DATA SHOWN ->
***

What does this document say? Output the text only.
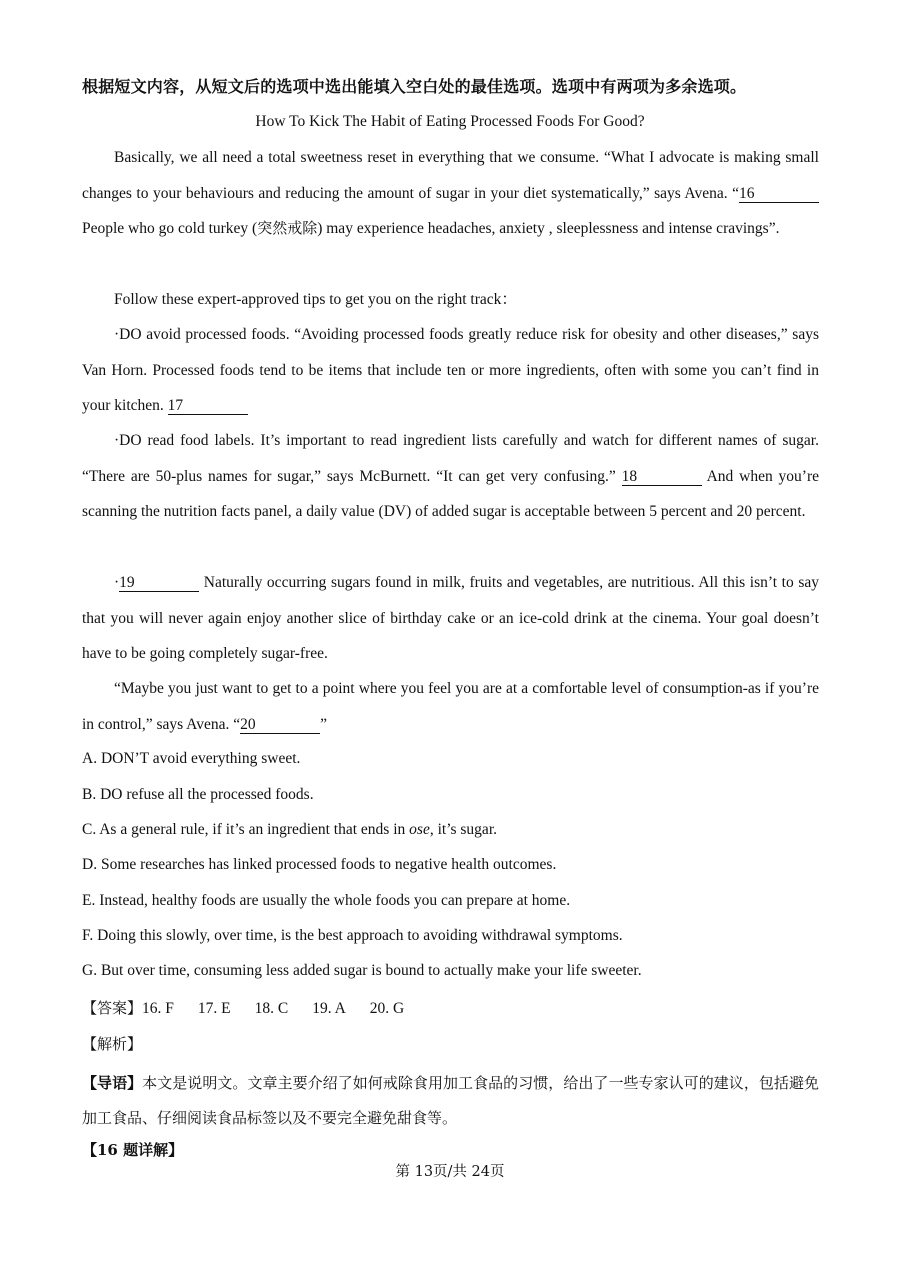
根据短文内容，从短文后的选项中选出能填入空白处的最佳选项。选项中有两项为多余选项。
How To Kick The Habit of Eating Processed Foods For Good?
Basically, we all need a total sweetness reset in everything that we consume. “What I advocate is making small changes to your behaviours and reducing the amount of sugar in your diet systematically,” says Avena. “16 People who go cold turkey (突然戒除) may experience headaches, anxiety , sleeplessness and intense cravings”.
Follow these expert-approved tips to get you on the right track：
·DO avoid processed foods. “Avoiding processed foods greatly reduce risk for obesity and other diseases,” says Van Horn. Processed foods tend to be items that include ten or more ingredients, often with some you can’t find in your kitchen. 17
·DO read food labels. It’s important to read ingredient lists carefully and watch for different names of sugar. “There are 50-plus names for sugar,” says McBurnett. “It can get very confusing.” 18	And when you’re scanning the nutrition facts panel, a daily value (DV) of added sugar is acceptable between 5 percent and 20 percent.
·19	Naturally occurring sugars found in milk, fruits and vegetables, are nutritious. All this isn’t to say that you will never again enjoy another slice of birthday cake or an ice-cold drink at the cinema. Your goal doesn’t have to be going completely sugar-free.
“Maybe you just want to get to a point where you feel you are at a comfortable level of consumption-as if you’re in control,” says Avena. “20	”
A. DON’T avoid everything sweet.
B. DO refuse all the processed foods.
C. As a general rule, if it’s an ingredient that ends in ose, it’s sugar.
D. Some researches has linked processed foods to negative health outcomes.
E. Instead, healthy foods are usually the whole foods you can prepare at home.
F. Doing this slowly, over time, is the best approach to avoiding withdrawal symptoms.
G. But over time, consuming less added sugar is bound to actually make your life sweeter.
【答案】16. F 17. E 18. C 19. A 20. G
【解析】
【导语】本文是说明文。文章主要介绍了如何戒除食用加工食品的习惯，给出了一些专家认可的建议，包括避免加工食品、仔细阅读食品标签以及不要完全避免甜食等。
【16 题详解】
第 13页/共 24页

***

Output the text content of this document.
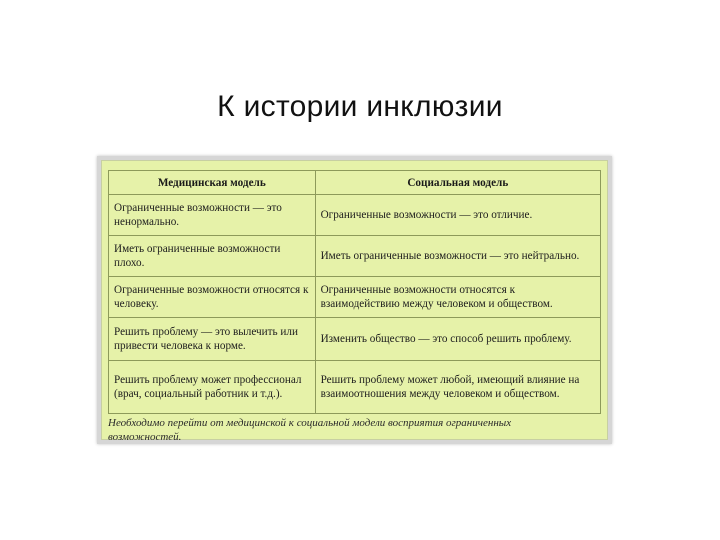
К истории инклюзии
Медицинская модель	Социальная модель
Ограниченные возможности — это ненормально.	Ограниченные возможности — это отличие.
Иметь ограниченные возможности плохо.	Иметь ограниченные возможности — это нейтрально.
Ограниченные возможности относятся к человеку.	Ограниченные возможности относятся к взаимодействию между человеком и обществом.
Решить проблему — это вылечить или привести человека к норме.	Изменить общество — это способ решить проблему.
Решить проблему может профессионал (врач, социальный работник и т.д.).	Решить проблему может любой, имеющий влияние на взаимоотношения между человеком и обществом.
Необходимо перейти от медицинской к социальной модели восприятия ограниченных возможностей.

***

SHORT TASK -> Above are the entries; count how many of their lines contain the word "text" and give only that number.

FULL SOLUTION -> 2